__Task__: Return all lines below containing the word "Transcribe".

::::

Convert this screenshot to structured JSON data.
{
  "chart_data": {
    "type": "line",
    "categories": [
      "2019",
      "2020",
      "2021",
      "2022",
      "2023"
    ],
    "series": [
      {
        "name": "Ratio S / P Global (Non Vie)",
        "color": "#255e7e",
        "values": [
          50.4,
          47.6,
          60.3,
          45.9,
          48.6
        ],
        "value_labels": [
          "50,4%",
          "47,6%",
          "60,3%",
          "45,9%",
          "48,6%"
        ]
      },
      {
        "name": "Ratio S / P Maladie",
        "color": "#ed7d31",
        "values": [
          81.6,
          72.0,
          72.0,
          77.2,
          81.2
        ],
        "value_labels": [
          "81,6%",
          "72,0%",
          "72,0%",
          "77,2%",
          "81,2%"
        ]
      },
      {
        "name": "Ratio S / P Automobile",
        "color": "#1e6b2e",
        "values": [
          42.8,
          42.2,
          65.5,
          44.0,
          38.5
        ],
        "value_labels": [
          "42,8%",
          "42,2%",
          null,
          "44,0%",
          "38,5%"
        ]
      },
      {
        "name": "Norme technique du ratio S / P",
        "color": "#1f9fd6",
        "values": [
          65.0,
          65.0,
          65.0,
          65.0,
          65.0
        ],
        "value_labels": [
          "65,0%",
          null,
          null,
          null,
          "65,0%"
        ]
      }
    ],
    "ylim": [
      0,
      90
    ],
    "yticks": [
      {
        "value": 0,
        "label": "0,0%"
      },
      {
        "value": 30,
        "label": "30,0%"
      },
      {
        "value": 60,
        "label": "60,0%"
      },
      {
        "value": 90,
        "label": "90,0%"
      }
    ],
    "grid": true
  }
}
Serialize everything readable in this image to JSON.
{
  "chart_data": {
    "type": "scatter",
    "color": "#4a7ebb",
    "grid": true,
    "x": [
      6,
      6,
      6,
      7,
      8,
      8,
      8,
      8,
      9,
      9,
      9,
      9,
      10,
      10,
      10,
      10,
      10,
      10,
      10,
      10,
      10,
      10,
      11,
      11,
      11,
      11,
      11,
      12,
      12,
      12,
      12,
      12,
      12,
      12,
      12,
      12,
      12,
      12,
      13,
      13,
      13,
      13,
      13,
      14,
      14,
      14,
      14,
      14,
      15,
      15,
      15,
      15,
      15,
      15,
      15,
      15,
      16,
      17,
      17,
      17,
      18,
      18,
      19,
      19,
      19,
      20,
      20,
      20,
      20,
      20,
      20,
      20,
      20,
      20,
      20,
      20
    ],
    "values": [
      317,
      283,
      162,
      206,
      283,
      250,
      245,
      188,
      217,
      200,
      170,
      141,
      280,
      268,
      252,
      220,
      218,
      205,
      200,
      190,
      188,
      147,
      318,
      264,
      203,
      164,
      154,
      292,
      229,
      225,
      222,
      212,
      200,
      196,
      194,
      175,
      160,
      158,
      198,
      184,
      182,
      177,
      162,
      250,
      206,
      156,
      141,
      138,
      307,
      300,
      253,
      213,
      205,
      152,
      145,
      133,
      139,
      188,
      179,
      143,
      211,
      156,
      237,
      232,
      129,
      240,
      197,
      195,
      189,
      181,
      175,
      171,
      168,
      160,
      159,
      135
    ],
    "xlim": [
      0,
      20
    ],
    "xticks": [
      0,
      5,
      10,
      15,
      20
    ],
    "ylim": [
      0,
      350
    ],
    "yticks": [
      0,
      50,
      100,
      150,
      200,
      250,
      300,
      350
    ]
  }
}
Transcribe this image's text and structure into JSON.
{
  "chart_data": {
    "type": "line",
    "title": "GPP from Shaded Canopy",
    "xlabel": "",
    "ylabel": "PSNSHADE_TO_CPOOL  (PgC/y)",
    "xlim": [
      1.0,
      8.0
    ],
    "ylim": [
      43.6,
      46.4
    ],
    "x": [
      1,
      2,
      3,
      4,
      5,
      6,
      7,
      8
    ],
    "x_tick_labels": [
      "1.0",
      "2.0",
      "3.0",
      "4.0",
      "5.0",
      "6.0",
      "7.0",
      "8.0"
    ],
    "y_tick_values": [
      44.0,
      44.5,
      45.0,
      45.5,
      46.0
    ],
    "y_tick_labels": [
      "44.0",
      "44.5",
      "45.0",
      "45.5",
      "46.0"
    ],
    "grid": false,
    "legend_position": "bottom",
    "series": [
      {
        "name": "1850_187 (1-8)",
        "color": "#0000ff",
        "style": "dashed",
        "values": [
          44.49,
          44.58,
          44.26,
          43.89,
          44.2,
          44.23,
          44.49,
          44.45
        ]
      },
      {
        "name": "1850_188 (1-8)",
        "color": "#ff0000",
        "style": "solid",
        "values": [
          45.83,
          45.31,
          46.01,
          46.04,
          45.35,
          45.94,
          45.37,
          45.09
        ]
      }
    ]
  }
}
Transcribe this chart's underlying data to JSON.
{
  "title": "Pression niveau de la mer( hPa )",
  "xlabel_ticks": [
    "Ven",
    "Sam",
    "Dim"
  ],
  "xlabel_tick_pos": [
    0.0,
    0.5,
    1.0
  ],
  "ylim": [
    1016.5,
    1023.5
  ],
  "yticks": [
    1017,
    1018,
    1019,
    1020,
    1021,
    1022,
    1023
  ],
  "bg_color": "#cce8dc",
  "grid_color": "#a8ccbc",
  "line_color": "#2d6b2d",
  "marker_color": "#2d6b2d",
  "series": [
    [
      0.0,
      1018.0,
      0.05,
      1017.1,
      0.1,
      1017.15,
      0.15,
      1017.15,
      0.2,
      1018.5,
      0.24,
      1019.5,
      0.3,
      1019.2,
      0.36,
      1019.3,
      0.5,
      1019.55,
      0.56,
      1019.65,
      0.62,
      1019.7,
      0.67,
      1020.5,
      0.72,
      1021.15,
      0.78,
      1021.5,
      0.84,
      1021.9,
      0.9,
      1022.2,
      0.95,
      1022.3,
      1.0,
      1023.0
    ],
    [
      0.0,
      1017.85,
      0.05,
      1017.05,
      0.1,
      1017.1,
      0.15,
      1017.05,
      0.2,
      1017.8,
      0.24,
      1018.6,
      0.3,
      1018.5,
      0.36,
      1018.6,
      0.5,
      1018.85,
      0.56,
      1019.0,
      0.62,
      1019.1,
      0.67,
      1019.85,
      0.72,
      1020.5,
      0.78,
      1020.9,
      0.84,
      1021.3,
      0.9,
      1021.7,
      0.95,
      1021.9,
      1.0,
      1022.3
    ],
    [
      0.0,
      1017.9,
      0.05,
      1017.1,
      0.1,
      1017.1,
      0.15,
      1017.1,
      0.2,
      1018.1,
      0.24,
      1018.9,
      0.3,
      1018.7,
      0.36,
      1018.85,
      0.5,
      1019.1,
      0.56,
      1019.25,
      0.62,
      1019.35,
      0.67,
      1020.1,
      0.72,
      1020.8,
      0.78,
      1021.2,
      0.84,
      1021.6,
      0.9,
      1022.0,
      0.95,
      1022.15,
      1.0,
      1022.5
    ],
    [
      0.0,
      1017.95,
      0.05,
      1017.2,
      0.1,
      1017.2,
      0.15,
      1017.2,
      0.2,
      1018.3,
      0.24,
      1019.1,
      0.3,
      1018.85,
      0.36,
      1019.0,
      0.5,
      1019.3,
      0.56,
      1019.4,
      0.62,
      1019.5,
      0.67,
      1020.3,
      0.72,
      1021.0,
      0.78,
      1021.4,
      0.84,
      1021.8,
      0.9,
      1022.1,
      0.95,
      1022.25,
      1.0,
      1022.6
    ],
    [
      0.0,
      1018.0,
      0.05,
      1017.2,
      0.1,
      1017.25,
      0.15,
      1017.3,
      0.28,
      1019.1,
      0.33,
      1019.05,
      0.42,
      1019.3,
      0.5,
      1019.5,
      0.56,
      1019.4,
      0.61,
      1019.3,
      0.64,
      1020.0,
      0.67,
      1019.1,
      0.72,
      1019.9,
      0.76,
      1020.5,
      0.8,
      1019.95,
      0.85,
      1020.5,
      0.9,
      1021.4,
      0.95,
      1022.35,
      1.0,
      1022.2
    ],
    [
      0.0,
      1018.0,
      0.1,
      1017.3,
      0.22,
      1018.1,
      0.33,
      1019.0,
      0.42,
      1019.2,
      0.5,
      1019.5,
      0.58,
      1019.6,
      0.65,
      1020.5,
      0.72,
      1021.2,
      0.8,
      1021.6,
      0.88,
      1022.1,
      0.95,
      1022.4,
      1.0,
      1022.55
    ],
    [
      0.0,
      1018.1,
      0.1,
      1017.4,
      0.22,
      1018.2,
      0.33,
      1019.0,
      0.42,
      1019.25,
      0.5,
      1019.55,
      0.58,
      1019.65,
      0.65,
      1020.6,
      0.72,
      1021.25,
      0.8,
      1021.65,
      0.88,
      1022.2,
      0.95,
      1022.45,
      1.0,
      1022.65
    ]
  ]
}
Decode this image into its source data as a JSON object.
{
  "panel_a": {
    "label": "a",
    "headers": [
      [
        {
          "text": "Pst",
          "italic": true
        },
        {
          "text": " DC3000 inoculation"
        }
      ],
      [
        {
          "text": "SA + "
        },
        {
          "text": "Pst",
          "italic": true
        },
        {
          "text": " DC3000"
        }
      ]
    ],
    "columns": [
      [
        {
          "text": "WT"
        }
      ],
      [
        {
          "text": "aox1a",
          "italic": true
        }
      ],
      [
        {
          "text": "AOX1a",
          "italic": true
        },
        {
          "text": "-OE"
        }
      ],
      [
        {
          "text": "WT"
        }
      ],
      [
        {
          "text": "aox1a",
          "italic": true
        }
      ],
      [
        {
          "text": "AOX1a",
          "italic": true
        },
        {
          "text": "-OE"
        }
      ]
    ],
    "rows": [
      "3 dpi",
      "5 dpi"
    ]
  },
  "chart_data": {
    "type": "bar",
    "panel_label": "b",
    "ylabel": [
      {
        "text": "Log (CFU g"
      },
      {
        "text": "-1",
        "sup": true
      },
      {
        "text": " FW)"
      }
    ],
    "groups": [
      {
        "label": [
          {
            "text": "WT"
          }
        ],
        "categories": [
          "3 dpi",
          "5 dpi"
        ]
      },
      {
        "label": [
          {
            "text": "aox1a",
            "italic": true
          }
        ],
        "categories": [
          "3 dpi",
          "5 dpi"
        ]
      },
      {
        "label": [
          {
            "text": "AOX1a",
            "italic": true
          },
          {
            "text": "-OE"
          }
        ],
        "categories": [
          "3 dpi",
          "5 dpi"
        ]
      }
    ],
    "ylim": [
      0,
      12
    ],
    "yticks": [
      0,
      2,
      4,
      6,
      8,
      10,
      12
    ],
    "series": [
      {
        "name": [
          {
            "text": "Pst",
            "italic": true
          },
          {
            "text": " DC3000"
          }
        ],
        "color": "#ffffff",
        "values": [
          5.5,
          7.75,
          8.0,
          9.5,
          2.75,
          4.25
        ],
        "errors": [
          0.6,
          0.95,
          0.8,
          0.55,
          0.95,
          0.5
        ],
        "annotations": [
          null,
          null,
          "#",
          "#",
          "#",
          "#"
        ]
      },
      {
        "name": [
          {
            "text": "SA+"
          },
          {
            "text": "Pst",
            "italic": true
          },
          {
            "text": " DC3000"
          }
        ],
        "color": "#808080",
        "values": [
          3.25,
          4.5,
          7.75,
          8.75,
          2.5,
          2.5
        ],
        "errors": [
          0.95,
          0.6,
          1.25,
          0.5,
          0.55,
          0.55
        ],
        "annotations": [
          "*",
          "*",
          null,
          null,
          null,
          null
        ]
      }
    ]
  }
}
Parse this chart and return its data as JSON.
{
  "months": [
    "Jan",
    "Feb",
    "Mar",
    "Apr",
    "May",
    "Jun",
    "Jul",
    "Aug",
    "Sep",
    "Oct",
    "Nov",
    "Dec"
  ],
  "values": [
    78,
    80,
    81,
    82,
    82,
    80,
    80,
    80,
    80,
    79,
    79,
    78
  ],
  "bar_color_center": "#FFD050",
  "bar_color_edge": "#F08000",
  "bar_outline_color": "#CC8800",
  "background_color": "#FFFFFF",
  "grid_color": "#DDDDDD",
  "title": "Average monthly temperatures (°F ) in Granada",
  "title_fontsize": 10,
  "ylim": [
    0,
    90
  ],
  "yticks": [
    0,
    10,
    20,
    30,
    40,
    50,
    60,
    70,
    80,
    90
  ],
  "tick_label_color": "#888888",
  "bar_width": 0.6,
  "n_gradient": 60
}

::::

__The answer__:
Transcribe this image's text and structure into JSON.
Transcribe this chart's underlying data to JSON.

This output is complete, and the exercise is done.